EXTRACTED RECORDS:
------------------------

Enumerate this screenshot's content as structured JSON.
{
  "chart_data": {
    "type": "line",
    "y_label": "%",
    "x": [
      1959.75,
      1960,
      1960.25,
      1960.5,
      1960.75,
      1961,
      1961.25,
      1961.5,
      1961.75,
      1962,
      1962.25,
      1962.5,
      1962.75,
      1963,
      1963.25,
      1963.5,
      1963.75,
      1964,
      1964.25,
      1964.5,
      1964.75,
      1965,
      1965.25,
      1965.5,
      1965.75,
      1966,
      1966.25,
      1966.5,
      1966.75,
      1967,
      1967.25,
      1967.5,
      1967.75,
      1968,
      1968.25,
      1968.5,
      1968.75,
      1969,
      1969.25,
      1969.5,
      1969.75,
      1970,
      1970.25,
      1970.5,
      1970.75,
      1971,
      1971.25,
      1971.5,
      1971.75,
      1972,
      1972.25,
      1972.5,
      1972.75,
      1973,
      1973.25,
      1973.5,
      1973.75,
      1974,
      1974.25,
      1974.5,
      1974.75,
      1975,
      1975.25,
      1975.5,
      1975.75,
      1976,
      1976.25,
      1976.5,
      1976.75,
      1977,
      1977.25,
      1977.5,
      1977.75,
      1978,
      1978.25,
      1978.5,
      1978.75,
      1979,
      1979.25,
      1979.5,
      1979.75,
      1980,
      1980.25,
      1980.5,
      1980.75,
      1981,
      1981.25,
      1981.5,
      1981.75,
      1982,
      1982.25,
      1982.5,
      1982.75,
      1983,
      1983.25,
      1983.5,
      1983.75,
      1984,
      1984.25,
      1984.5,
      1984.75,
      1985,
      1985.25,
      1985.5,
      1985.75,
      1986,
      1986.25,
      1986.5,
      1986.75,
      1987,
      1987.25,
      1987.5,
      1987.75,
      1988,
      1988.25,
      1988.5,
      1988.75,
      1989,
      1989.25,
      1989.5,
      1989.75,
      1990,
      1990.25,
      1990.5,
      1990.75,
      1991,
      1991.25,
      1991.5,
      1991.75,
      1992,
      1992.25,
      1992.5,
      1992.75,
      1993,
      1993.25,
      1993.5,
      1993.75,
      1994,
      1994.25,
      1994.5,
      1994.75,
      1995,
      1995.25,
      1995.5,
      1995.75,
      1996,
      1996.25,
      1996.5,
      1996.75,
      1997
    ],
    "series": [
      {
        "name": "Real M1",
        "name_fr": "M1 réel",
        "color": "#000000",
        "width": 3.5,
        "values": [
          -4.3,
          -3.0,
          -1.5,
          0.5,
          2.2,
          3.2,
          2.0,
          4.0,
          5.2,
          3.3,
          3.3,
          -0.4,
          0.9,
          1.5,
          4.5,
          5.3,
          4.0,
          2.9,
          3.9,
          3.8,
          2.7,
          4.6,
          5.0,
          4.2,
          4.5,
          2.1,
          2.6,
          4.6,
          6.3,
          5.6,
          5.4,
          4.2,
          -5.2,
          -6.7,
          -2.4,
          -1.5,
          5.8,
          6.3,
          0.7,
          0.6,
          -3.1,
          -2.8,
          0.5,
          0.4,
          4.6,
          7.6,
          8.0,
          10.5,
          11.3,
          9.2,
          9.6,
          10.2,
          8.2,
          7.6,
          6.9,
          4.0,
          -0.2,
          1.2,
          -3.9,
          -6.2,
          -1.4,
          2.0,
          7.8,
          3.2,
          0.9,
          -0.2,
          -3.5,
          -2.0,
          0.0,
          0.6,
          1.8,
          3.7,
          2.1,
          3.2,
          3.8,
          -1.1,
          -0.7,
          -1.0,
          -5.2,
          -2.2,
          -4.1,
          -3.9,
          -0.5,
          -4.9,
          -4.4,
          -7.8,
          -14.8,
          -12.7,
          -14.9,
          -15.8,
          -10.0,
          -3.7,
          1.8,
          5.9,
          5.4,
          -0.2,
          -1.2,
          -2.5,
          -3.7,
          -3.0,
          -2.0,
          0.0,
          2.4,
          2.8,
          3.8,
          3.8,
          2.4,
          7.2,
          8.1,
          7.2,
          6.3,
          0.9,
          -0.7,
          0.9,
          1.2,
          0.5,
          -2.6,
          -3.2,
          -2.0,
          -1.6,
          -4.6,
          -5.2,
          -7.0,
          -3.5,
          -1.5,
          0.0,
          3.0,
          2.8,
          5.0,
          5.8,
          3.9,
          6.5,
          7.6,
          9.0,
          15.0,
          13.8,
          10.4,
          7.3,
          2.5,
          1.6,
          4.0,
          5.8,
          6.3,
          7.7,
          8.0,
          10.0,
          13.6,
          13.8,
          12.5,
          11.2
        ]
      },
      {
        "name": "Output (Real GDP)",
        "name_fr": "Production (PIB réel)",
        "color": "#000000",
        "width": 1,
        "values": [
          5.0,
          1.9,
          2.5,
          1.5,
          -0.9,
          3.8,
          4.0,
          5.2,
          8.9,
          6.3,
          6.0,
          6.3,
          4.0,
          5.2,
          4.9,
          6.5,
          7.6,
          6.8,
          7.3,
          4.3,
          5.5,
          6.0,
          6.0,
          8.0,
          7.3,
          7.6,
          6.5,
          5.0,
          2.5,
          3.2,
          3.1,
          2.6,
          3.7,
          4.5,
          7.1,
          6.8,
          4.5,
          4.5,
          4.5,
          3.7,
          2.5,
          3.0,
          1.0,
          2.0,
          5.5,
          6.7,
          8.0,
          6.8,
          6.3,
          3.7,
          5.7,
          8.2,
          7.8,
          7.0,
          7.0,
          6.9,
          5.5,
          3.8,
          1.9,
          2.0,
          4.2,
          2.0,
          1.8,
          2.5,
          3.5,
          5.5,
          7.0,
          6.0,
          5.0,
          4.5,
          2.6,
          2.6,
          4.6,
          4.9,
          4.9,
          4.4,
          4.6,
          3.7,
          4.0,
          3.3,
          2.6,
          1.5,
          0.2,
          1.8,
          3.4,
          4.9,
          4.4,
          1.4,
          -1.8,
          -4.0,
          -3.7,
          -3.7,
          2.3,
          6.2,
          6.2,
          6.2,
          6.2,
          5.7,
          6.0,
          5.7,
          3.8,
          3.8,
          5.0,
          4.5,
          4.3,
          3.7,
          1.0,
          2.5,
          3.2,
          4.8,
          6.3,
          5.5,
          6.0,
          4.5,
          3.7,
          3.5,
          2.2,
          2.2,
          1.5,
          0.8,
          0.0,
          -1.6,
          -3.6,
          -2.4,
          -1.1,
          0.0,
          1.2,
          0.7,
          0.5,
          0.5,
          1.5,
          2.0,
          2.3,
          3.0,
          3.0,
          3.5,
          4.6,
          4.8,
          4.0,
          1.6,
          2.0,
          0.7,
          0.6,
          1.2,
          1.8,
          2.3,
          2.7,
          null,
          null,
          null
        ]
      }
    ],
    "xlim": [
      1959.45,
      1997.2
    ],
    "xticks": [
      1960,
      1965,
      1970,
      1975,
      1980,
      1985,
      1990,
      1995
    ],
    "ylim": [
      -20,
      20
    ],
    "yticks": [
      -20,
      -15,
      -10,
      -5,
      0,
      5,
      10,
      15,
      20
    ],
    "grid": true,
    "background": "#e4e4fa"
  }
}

------------------------

WHAT THE TASK ASKS: Exact output of every entry is required.

TASK RESULT:
Enumerate this screenshot's content as structured JSON.
{
  "chart_data": {
    "type": "line",
    "y_label": "%",
    "x": [
      1959.75,
      1960,
      1960.25,
      1960.5,
      1960.75,
      1961,
      1961.25,
      1961.5,
      1961.75,
      1962,
      1962.25,
      1962.5,
      1962.75,
      1963,
      1963.25,
      1963.5,
      1963.75,
      1964,
      1964.25,
      1964.5,
      1964.75,
      1965,
      1965.25,
      1965.5,
      1965.75,
      1966,
      1966.25,
      1966.5,
      1966.75,
      1967,
      1967.25,
      1967.5,
      1967.75,
      1968,
      1968.25,
      1968.5,
      1968.75,
      1969,
      1969.25,
      1969.5,
      1969.75,
      1970,
      1970.25,
      1970.5,
      1970.75,
      1971,
      1971.25,
      1971.5,
      1971.75,
      1972,
      1972.25,
      1972.5,
      1972.75,
      1973,
      1973.25,
      1973.5,
      1973.75,
      1974,
      1974.25,
      1974.5,
      1974.75,
      1975,
      1975.25,
      1975.5,
      1975.75,
      1976,
      1976.25,
      1976.5,
      1976.75,
      1977,
      1977.25,
      1977.5,
      1977.75,
      1978,
      1978.25,
      1978.5,
      1978.75,
      1979,
      1979.25,
      1979.5,
      1979.75,
      1980,
      1980.25,
      1980.5,
      1980.75,
      1981,
      1981.25,
      1981.5,
      1981.75,
      1982,
      1982.25,
      1982.5,
      1982.75,
      1983,
      1983.25,
      1983.5,
      1983.75,
      1984,
      1984.25,
      1984.5,
      1984.75,
      1985,
      1985.25,
      1985.5,
      1985.75,
      1986,
      1986.25,
      1986.5,
      1986.75,
      1987,
      1987.25,
      1987.5,
      1987.75,
      1988,
      1988.25,
      1988.5,
      1988.75,
      1989,
      1989.25,
      1989.5,
      1989.75,
      1990,
      1990.25,
      1990.5,
      1990.75,
      1991,
      1991.25,
      1991.5,
      1991.75,
      1992,
      1992.25,
      1992.5,
      1992.75,
      1993,
      1993.25,
      1993.5,
      1993.75,
      1994,
      1994.25,
      1994.5,
      1994.75,
      1995,
      1995.25,
      1995.5,
      1995.75,
      1996,
      1996.25,
      1996.5,
      1996.75,
      1997
    ],
    "series": [
      {
        "name": "Real M1",
        "name_fr": "M1 réel",
        "color": "#000000",
        "width": 3.5,
        "values": [
          -4.3,
          -3.0,
          -1.5,
          0.5,
          2.2,
          3.2,
          2.0,
          4.0,
          5.2,
          3.3,
          3.3,
          -0.4,
          0.9,
          1.5,
          4.5,
          5.3,
          4.0,
          2.9,
          3.9,
          3.8,
          2.7,
          4.6,
          5.0,
          4.2,
          4.5,
          2.1,
          2.6,
          4.6,
          6.3,
          5.6,
          5.4,
          4.2,
          -5.2,
          -6.7,
          -2.4,
          -1.5,
          5.8,
          6.3,
          0.7,
          0.6,
          -3.1,
          -2.8,
          0.5,
          0.4,
          4.6,
          7.6,
          8.0,
          10.5,
          11.3,
          9.2,
          9.6,
          10.2,
          8.2,
          7.6,
          6.9,
          4.0,
          -0.2,
          1.2,
          -3.9,
          -6.2,
          -1.4,
          2.0,
          7.8,
          3.2,
          0.9,
          -0.2,
          -3.5,
          -2.0,
          0.0,
          0.6,
          1.8,
          3.7,
          2.1,
          3.2,
          3.8,
          -1.1,
          -0.7,
          -1.0,
          -5.2,
          -2.2,
          -4.1,
          -3.9,
          -0.5,
          -4.9,
          -4.4,
          -7.8,
          -14.8,
          -12.7,
          -14.9,
          -15.8,
          -10.0,
          -3.7,
          1.8,
          5.9,
          5.4,
          -0.2,
          -1.2,
          -2.5,
          -3.7,
          -3.0,
          -2.0,
          0.0,
          2.4,
          2.8,
          3.8,
          3.8,
          2.4,
          7.2,
          8.1,
          7.2,
          6.3,
          0.9,
          -0.7,
          0.9,
          1.2,
          0.5,
          -2.6,
          -3.2,
          -2.0,
          -1.6,
          -4.6,
          -5.2,
          -7.0,
          -3.5,
          -1.5,
          0.0,
          3.0,
          2.8,
          5.0,
          5.8,
          3.9,
          6.5,
          7.6,
          9.0,
          15.0,
          13.8,
          10.4,
          7.3,
          2.5,
          1.6,
          4.0,
          5.8,
          6.3,
          7.7,
          8.0,
          10.0,
          13.6,
          13.8,
          12.5,
          11.2
        ]
      },
      {
        "name": "Output (Real GDP)",
        "name_fr": "Production (PIB réel)",
        "color": "#000000",
        "width": 1,
        "values": [
          5.0,
          1.9,
          2.5,
          1.5,
          -0.9,
          3.8,
          4.0,
          5.2,
          8.9,
          6.3,
          6.0,
          6.3,
          4.0,
          5.2,
          4.9,
          6.5,
          7.6,
          6.8,
          7.3,
          4.3,
          5.5,
          6.0,
          6.0,
          8.0,
          7.3,
          7.6,
          6.5,
          5.0,
          2.5,
          3.2,
          3.1,
          2.6,
          3.7,
          4.5,
          7.1,
          6.8,
          4.5,
          4.5,
          4.5,
          3.7,
          2.5,
          3.0,
          1.0,
          2.0,
          5.5,
          6.7,
          8.0,
          6.8,
          6.3,
          3.7,
          5.7,
          8.2,
          7.8,
          7.0,
          7.0,
          6.9,
          5.5,
          3.8,
          1.9,
          2.0,
          4.2,
          2.0,
          1.8,
          2.5,
          3.5,
          5.5,
          7.0,
          6.0,
          5.0,
          4.5,
          2.6,
          2.6,
          4.6,
          4.9,
          4.9,
          4.4,
          4.6,
          3.7,
          4.0,
          3.3,
          2.6,
          1.5,
          0.2,
          1.8,
          3.4,
          4.9,
          4.4,
          1.4,
          -1.8,
          -4.0,
          -3.7,
          -3.7,
          2.3,
          6.2,
          6.2,
          6.2,
          6.2,
          5.7,
          6.0,
          5.7,
          3.8,
          3.8,
          5.0,
          4.5,
          4.3,
          3.7,
          1.0,
          2.5,
          3.2,
          4.8,
          6.3,
          5.5,
          6.0,
          4.5,
          3.7,
          3.5,
          2.2,
          2.2,
          1.5,
          0.8,
          0.0,
          -1.6,
          -3.6,
          -2.4,
          -1.1,
          0.0,
          1.2,
          0.7,
          0.5,
          0.5,
          1.5,
          2.0,
          2.3,
          3.0,
          3.0,
          3.5,
          4.6,
          4.8,
          4.0,
          1.6,
          2.0,
          0.7,
          0.6,
          1.2,
          1.8,
          2.3,
          2.7,
          null,
          null,
          null
        ]
      }
    ],
    "xlim": [
      1959.45,
      1997.2
    ],
    "xticks": [
      1960,
      1965,
      1970,
      1975,
      1980,
      1985,
      1990,
      1995
    ],
    "ylim": [
      -20,
      20
    ],
    "yticks": [
      -20,
      -15,
      -10,
      -5,
      0,
      5,
      10,
      15,
      20
    ],
    "grid": true,
    "background": "#e4e4fa"
  }
}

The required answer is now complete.